→ **AIM**: From the listing below, tally the lines that include "handle". Return only the total.

— START STORED RECORDS —

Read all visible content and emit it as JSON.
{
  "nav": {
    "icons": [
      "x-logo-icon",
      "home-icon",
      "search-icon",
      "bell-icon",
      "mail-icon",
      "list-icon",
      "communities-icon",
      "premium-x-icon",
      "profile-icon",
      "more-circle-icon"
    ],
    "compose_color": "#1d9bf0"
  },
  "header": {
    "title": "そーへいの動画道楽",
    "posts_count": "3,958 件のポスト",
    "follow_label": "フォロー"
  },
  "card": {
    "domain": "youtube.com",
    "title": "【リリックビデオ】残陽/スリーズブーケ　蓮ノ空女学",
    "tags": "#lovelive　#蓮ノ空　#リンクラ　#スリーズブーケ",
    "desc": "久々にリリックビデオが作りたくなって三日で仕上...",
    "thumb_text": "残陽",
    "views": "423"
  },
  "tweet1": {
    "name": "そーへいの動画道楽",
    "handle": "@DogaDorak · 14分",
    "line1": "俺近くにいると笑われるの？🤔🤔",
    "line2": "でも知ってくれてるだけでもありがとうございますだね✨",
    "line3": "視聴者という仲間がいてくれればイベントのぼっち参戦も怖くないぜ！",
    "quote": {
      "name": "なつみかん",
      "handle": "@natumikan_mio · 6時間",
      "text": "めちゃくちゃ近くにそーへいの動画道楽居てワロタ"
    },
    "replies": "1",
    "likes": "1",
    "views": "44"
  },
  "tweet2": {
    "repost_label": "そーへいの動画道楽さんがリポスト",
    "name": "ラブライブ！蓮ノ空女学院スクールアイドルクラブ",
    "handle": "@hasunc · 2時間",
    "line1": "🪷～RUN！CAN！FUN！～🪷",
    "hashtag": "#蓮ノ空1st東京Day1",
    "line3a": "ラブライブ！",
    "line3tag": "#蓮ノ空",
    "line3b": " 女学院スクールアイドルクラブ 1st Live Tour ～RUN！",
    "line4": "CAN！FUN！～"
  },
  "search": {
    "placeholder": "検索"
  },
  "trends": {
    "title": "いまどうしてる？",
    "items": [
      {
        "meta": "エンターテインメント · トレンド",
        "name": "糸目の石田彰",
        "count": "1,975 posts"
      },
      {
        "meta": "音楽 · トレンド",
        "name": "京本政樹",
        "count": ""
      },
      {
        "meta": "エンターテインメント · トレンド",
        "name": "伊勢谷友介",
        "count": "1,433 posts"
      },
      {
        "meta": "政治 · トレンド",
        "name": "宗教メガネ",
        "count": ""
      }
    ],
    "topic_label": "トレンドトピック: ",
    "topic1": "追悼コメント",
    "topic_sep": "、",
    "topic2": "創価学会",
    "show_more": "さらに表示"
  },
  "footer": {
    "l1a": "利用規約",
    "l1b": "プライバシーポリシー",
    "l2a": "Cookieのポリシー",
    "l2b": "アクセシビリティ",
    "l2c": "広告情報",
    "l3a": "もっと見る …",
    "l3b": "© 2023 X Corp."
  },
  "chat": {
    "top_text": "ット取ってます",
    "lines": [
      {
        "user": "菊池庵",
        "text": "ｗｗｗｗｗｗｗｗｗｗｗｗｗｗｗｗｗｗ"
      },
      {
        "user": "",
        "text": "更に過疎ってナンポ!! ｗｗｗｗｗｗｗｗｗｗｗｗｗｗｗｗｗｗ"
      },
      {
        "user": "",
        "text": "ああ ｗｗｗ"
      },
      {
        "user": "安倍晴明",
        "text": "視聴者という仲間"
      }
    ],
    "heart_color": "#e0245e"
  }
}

— END STORED RECORDS —

→ **RESPONSE TO THIS EXERCISE**: 3